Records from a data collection

┄┄┄┄┄┄

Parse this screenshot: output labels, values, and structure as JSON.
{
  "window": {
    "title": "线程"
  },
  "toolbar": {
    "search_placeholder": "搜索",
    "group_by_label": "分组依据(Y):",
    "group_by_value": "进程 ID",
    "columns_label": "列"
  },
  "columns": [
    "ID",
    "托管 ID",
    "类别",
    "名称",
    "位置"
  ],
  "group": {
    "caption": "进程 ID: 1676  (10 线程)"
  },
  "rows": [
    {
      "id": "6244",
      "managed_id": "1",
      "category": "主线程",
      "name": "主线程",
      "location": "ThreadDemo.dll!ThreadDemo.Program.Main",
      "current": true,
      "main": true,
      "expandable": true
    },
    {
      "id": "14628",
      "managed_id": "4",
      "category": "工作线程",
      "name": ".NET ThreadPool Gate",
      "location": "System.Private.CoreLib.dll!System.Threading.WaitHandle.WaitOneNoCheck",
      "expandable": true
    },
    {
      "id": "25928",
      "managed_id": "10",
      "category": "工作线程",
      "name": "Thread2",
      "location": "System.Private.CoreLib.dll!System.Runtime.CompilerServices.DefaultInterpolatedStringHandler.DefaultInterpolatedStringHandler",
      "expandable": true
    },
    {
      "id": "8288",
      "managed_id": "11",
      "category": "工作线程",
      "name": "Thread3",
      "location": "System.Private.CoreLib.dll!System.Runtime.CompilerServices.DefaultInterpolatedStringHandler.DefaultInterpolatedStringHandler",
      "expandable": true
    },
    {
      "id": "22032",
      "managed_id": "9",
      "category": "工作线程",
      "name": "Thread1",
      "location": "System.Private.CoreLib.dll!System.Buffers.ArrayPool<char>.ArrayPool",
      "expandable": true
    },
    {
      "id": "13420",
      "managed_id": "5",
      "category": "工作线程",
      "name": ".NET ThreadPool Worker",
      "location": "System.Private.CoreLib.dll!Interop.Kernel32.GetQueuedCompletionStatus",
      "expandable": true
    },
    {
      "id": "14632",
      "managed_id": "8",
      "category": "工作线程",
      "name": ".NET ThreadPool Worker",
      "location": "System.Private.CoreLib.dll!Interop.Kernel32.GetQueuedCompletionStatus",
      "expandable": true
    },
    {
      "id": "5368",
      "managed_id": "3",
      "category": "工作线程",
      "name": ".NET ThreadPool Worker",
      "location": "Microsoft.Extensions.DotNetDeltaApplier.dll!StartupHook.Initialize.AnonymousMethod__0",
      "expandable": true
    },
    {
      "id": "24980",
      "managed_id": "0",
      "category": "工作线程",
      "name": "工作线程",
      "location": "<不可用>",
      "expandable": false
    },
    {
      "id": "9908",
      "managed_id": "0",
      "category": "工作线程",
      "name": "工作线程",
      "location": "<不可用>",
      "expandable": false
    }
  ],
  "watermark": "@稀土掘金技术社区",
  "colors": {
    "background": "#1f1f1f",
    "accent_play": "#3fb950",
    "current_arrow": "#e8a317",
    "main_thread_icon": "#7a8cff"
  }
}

┄┄┄┄┄┄

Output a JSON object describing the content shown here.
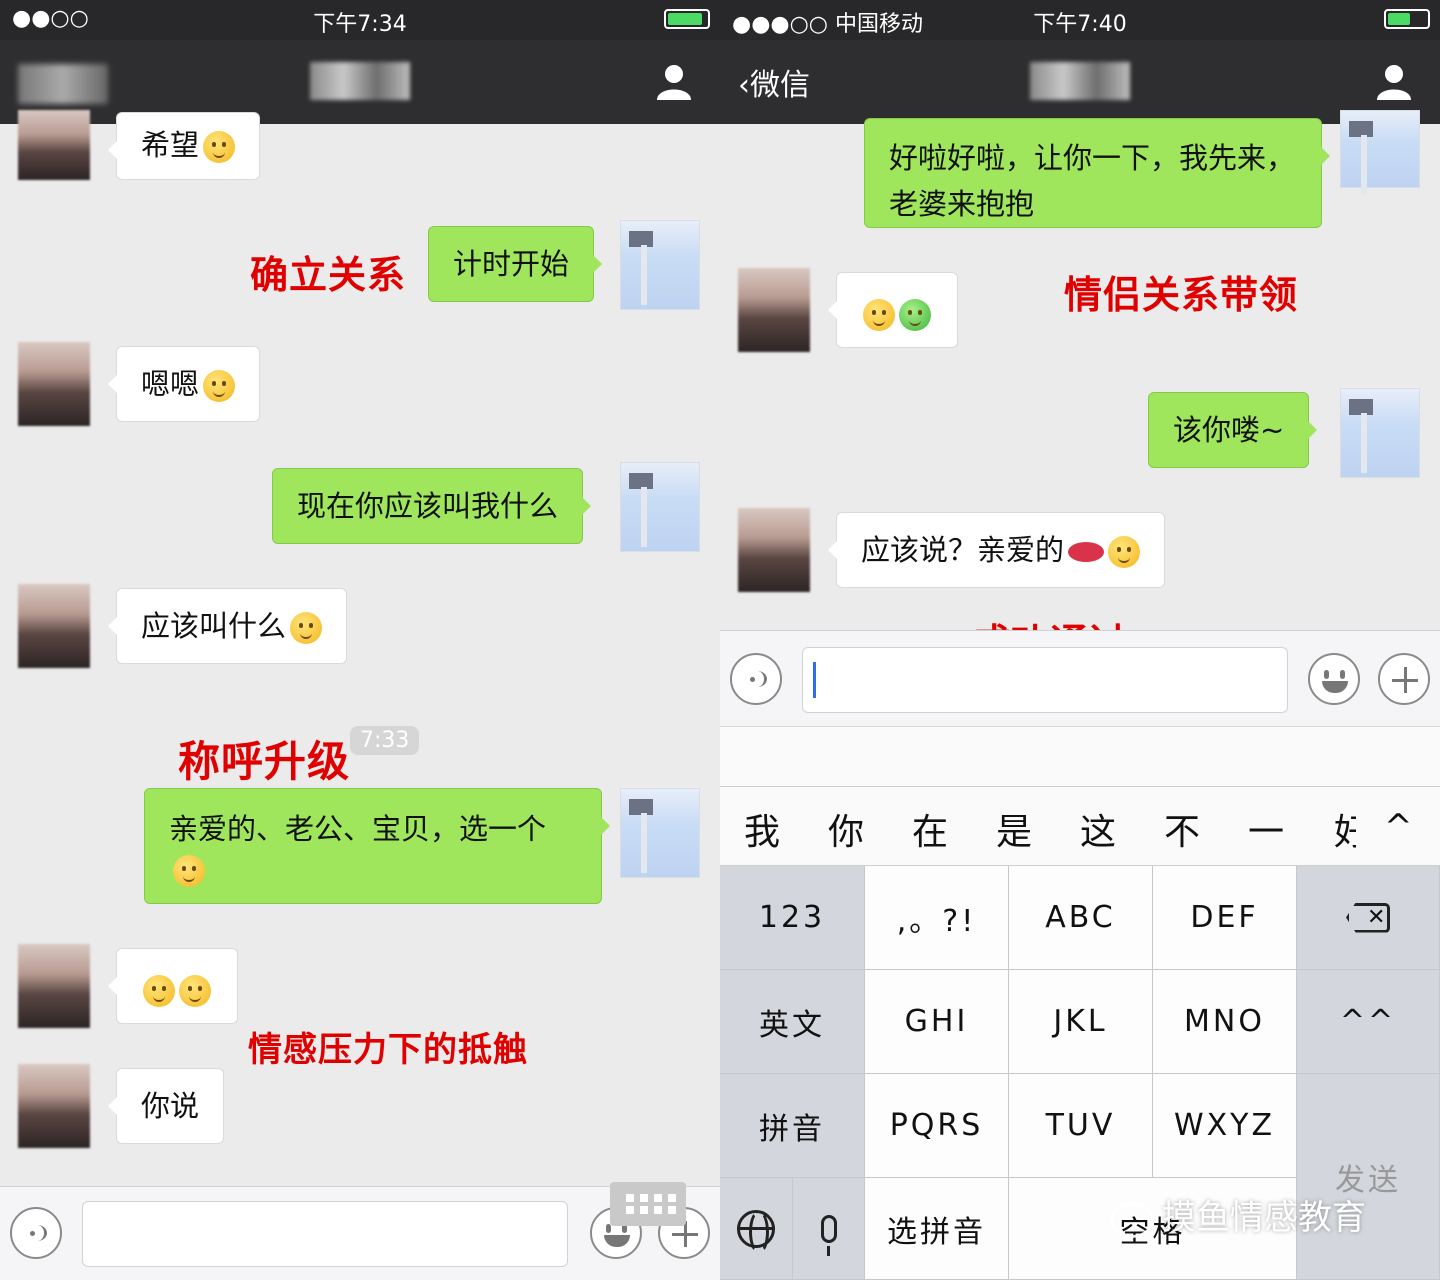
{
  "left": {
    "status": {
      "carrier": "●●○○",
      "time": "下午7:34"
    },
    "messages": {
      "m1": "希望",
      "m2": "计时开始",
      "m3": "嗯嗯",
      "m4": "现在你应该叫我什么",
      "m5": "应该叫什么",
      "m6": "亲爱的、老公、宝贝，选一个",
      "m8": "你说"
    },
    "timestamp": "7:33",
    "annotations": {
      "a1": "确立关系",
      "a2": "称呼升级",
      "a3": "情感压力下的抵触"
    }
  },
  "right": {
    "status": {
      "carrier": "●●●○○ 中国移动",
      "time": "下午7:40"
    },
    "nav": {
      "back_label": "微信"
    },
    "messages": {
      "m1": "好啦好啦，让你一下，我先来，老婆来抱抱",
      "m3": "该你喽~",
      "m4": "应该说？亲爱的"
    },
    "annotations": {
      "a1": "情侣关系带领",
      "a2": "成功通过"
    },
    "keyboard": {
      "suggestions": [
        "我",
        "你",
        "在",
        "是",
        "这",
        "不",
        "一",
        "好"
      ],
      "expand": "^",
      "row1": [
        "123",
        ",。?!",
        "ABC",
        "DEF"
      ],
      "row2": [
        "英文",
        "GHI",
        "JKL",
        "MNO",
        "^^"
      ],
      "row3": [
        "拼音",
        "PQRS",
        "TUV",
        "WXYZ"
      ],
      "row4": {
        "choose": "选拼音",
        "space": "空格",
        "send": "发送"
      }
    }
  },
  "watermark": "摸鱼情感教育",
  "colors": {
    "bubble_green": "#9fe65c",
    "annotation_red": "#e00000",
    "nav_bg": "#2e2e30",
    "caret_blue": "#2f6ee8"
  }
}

┄┄┄┄┄┄

Written exercise
List each line in the listing that contains the string "watermark".

Solution
  "watermark": "@稀土掘金技术社区",
  "watermark": "摸鱼情感教育",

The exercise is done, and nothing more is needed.